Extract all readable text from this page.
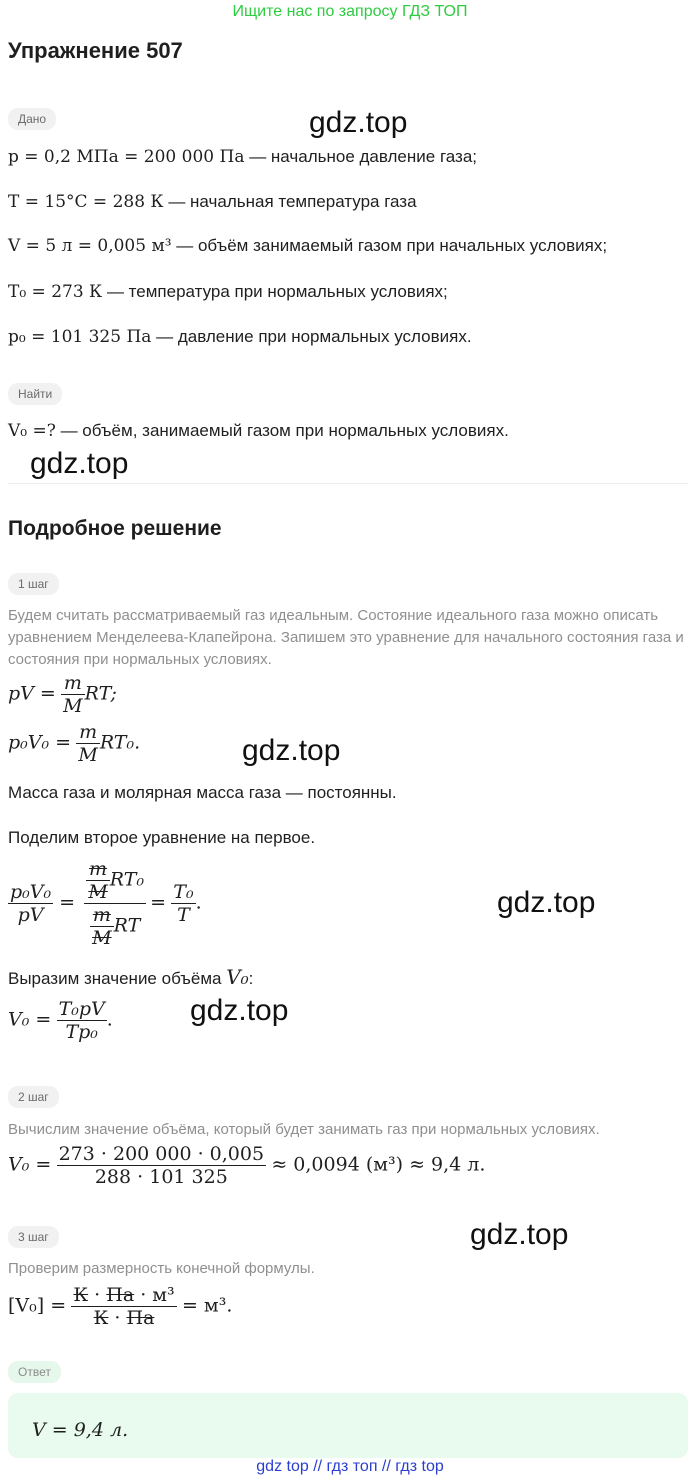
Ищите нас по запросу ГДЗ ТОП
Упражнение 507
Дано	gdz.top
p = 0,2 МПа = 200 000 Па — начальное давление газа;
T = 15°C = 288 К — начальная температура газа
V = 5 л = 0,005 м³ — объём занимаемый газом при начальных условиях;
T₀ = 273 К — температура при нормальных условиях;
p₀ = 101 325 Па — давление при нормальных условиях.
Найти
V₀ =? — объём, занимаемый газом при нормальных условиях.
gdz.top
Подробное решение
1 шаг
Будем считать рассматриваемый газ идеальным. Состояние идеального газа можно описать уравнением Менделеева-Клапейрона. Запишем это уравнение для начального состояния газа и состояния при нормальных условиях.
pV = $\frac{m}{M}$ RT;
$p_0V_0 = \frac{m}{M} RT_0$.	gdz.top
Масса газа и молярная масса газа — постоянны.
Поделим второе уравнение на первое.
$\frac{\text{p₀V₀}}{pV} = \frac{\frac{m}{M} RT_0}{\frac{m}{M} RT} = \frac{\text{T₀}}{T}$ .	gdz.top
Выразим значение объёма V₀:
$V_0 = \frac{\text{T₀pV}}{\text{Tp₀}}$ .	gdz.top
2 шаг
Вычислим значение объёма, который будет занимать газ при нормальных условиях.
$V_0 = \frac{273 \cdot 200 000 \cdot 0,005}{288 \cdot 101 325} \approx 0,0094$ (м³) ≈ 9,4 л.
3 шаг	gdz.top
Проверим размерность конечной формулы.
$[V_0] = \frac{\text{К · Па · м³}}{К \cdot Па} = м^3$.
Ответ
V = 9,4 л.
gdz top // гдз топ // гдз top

═══

Print each line of the material above exactly, with the pictures removed from your copy.

### Reply:
Extract all readable text from this page.
Ищите нас по запросу ГДЗ ТОП
Упражнение 507
Дано	gdz.top
p = 0,2 МПа = 200 000 Па — начальное давление газа;
T = 15°C = 288 К — начальная температура газа
V = 5 л = 0,005 м³ — объём занимаемый газом при начальных условиях;
T₀ = 273 К — температура при нормальных условиях;
p₀ = 101 325 Па — давление при нормальных условиях.
Найти
V₀ =? — объём, занимаемый газом при нормальных условиях.
gdz.top
Подробное решение
1 шаг
Будем считать рассматриваемый газ идеальным. Состояние идеального газа можно описать уравнением Менделеева-Клапейрона. Запишем это уравнение для начального состояния газа и состояния при нормальных условиях.
pV = $\frac{m}{M}$ RT;
$p_0V_0 = \frac{m}{M} RT_0$.	gdz.top
Масса газа и молярная масса газа — постоянны.
Поделим второе уравнение на первое.
$\frac{\text{p₀V₀}}{pV} = \frac{\frac{m}{M} RT_0}{\frac{m}{M} RT} = \frac{\text{T₀}}{T}$ .	gdz.top
Выразим значение объёма V₀:
$V_0 = \frac{\text{T₀pV}}{\text{Tp₀}}$ .	gdz.top
2 шаг
Вычислим значение объёма, который будет занимать газ при нормальных условиях.
$V_0 = \frac{273 \cdot 200 000 \cdot 0,005}{288 \cdot 101 325} \approx 0,0094$ (м³) ≈ 9,4 л.
3 шаг	gdz.top
Проверим размерность конечной формулы.
$[V_0] = \frac{\text{К · Па · м³}}{К \cdot Па} = м^3$.
Ответ
V = 9,4 л.
gdz top // гдз топ // гдз top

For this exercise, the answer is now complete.